▶ Requirements: Print the rows below word for word, from the first row through the row containing "sync-mode-control: Internal ▼", with both ends included.

(Records from a data source)

::::

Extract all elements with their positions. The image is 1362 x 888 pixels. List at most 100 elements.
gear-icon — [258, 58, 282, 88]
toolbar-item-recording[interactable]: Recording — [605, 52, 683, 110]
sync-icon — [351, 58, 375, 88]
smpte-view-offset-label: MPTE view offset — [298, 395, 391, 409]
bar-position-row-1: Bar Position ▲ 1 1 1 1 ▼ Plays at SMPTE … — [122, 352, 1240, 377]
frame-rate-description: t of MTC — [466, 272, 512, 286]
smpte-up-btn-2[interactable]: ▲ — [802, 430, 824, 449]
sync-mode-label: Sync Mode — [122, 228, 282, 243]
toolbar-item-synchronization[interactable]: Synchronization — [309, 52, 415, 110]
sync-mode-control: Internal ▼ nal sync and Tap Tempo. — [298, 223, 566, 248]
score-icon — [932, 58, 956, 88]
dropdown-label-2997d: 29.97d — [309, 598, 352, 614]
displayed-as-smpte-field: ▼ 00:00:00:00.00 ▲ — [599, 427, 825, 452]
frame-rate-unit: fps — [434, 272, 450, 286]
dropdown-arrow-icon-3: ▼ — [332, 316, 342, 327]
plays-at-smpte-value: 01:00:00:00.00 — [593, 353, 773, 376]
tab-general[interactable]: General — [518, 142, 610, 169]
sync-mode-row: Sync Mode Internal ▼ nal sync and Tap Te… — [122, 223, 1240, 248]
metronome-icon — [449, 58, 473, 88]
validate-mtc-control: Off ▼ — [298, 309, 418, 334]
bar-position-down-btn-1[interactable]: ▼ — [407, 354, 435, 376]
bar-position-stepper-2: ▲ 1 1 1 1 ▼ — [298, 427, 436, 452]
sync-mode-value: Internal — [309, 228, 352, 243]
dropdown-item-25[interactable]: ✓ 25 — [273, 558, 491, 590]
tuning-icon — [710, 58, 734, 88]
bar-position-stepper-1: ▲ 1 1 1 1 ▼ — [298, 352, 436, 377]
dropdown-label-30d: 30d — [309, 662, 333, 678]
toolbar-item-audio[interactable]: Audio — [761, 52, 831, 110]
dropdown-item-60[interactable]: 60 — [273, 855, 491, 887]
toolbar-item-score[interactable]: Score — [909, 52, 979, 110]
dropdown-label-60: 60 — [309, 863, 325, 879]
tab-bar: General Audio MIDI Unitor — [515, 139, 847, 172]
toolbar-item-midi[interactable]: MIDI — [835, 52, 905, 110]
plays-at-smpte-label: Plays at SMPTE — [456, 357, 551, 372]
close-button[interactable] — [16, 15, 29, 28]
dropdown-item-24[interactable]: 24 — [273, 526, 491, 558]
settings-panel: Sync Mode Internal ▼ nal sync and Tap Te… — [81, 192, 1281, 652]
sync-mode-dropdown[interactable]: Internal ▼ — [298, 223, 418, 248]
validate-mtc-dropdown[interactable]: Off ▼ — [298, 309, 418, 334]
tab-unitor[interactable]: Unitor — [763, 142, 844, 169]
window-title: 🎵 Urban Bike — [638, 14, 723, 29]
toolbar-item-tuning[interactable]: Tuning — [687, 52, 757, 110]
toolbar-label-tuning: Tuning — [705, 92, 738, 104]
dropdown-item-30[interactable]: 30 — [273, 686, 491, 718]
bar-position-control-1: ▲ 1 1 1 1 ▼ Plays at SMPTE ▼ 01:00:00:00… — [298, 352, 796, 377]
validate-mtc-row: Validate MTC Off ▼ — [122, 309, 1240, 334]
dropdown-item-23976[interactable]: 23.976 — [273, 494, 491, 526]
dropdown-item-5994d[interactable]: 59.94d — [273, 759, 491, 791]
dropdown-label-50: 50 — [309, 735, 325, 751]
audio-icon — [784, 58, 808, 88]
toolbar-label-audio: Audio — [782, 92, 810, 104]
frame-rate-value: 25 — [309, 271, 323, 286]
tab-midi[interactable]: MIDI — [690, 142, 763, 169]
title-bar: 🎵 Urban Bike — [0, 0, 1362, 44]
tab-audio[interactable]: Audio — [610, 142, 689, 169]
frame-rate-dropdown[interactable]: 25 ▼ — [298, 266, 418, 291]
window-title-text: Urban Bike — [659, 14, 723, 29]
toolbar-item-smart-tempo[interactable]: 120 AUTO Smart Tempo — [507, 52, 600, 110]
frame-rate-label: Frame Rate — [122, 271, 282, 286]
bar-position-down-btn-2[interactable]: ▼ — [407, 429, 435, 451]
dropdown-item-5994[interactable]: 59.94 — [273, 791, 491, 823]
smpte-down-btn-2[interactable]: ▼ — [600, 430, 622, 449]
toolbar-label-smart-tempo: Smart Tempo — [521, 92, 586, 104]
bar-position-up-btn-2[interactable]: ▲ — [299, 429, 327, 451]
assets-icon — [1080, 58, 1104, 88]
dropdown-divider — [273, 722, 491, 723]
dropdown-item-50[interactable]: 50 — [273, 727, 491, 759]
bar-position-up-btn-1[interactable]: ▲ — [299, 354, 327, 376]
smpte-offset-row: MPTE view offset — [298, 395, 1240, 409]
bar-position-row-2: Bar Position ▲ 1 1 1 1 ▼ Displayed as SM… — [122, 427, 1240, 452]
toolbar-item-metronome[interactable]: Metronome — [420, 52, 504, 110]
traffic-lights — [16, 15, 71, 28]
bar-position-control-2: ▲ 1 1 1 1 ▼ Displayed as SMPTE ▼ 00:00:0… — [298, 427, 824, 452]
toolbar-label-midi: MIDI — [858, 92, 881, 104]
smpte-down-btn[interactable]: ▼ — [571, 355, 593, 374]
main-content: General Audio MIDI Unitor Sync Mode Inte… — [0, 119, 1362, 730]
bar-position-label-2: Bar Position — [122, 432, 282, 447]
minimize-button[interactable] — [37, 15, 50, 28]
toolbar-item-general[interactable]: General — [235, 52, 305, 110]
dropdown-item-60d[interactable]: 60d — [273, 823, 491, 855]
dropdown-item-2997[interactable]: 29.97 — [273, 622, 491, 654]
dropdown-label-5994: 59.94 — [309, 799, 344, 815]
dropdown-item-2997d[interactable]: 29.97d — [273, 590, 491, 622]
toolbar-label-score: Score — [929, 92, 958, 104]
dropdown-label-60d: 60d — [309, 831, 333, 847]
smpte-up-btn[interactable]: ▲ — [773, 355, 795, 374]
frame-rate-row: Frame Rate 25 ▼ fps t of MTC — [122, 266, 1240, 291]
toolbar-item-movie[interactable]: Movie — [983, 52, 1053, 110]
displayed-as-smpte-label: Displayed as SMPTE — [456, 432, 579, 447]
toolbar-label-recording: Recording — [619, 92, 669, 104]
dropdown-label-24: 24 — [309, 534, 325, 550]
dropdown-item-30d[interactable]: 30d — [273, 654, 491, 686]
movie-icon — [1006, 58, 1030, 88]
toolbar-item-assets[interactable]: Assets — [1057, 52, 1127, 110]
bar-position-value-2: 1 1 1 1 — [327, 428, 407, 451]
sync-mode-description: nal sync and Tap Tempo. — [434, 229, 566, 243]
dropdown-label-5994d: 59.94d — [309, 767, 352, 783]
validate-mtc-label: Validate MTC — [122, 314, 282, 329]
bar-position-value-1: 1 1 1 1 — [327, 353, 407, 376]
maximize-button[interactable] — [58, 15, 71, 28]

::::

▶ Correct response:
Extract all elements with their positions. The image is 1362 x 888 pixels. List at most 100 elements.
gear-icon — [258, 58, 282, 88]
toolbar-item-recording[interactable]: Recording — [605, 52, 683, 110]
sync-icon — [351, 58, 375, 88]
smpte-view-offset-label: MPTE view offset — [298, 395, 391, 409]
bar-position-row-1: Bar Position ▲ 1 1 1 1 ▼ Plays at SMPTE … — [122, 352, 1240, 377]
frame-rate-description: t of MTC — [466, 272, 512, 286]
smpte-up-btn-2[interactable]: ▲ — [802, 430, 824, 449]
sync-mode-label: Sync Mode — [122, 228, 282, 243]
toolbar-item-synchronization[interactable]: Synchronization — [309, 52, 415, 110]
sync-mode-control: Internal ▼ nal sync and Tap Tempo. — [298, 223, 566, 248]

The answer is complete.